## TO BE DONE
Reproduce the data exactly and drop any pictures it holds.

-- Start DATA SECTION --

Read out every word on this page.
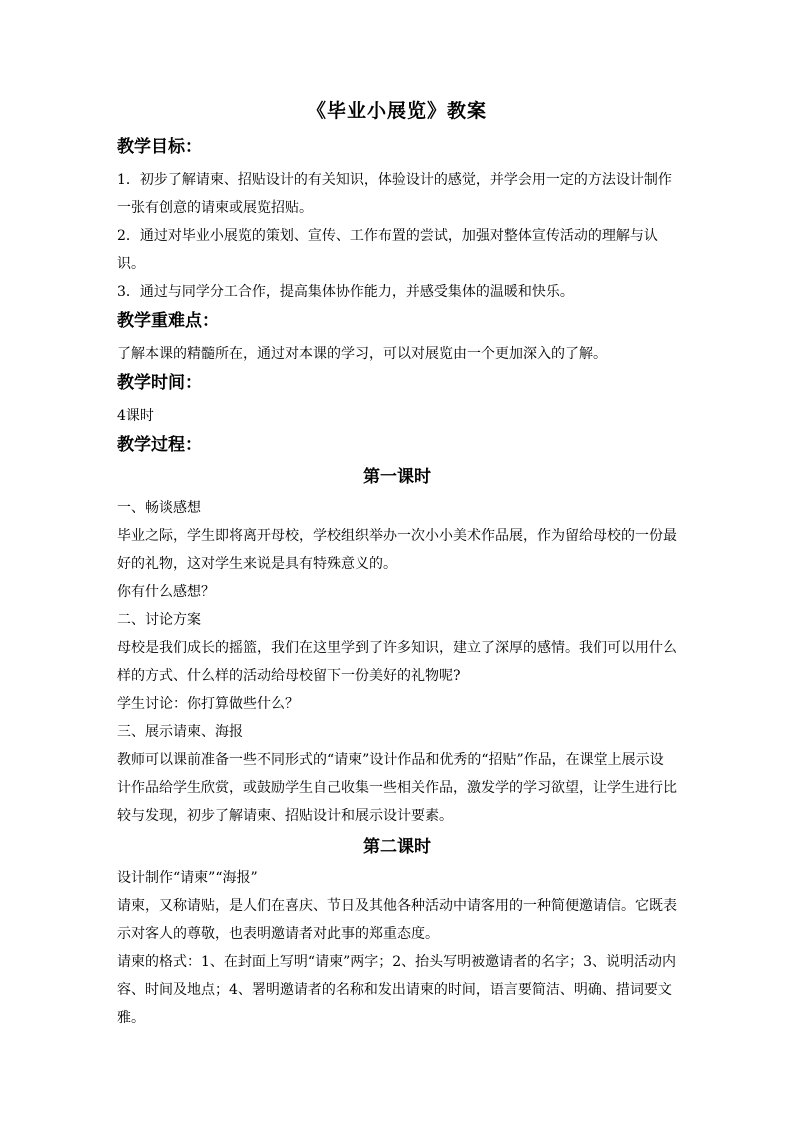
《毕业小展览》教案
教学目标：

1．初步了解请柬、招贴设计的有关知识，体验设计的感觉，并学会用一定的方法设计制作一张有创意的请柬或展览招贴。

2．通过对毕业小展览的策划、宣传、工作布置的尝试，加强对整体宣传活动的理解与认识。

3．通过与同学分工合作，提高集体协作能力，并感受集体的温暖和快乐。

教学重难点：

了解本课的精髓所在，通过对本课的学习，可以对展览由一个更加深入的了解。

教学时间：

4课时

教学过程：
第一课时

一、畅谈感想

毕业之际，学生即将离开母校，学校组织举办一次小小美术作品展，作为留给母校的一份最好的礼物，这对学生来说是具有特殊意义的。

你有什么感想？

二、讨论方案

母校是我们成长的摇篮，我们在这里学到了许多知识，建立了深厚的感情。我们可以用什么样的方式、什么样的活动给母校留下一份美好的礼物呢?

学生讨论：你打算做些什么？

三、展示请柬、海报

教师可以课前准备一些不同形式的“请柬”设计作品和优秀的“招贴”作品，在课堂上展示设计作品给学生欣赏，或鼓励学生自己收集一些相关作品，激发学的学习欲望，让学生进行比较与发现，初步了解请柬、招贴设计和展示设计要素。

第二课时

设计制作“请柬”“海报”

请柬，又称请贴，是人们在喜庆、节日及其他各种活动中请客用的一种简便邀请信。它既表示对客人的尊敬，也表明邀请者对此事的郑重态度。

请柬的格式：1、在封面上写明“请柬”两字；2、抬头写明被邀请者的名字；3、说明活动内容、时间及地点；4、署明邀请者的名称和发出请柬的时间，语言要简洁、明确、措词要文雅。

-- End DATA SECTION --

## TASK SOLUTION
Read out every word on this page.
《毕业小展览》教案
教学目标：

1．初步了解请柬、招贴设计的有关知识，体验设计的感觉，并学会用一定的方法设计制作一张有创意的请柬或展览招贴。

2．通过对毕业小展览的策划、宣传、工作布置的尝试，加强对整体宣传活动的理解与认识。

3．通过与同学分工合作，提高集体协作能力，并感受集体的温暖和快乐。

教学重难点：

了解本课的精髓所在，通过对本课的学习，可以对展览由一个更加深入的了解。

教学时间：

4课时

教学过程：
第一课时

一、畅谈感想

毕业之际，学生即将离开母校，学校组织举办一次小小美术作品展，作为留给母校的一份最好的礼物，这对学生来说是具有特殊意义的。

你有什么感想？

二、讨论方案

母校是我们成长的摇篮，我们在这里学到了许多知识，建立了深厚的感情。我们可以用什么样的方式、什么样的活动给母校留下一份美好的礼物呢?

学生讨论：你打算做些什么？

三、展示请柬、海报

教师可以课前准备一些不同形式的“请柬”设计作品和优秀的“招贴”作品，在课堂上展示设计作品给学生欣赏，或鼓励学生自己收集一些相关作品，激发学的学习欲望，让学生进行比较与发现，初步了解请柬、招贴设计和展示设计要素。

第二课时

设计制作“请柬”“海报”

请柬，又称请贴，是人们在喜庆、节日及其他各种活动中请客用的一种简便邀请信。它既表示对客人的尊敬，也表明邀请者对此事的郑重态度。

请柬的格式：1、在封面上写明“请柬”两字；2、抬头写明被邀请者的名字；3、说明活动内容、时间及地点；4、署明邀请者的名称和发出请柬的时间，语言要简洁、明确、措词要文雅。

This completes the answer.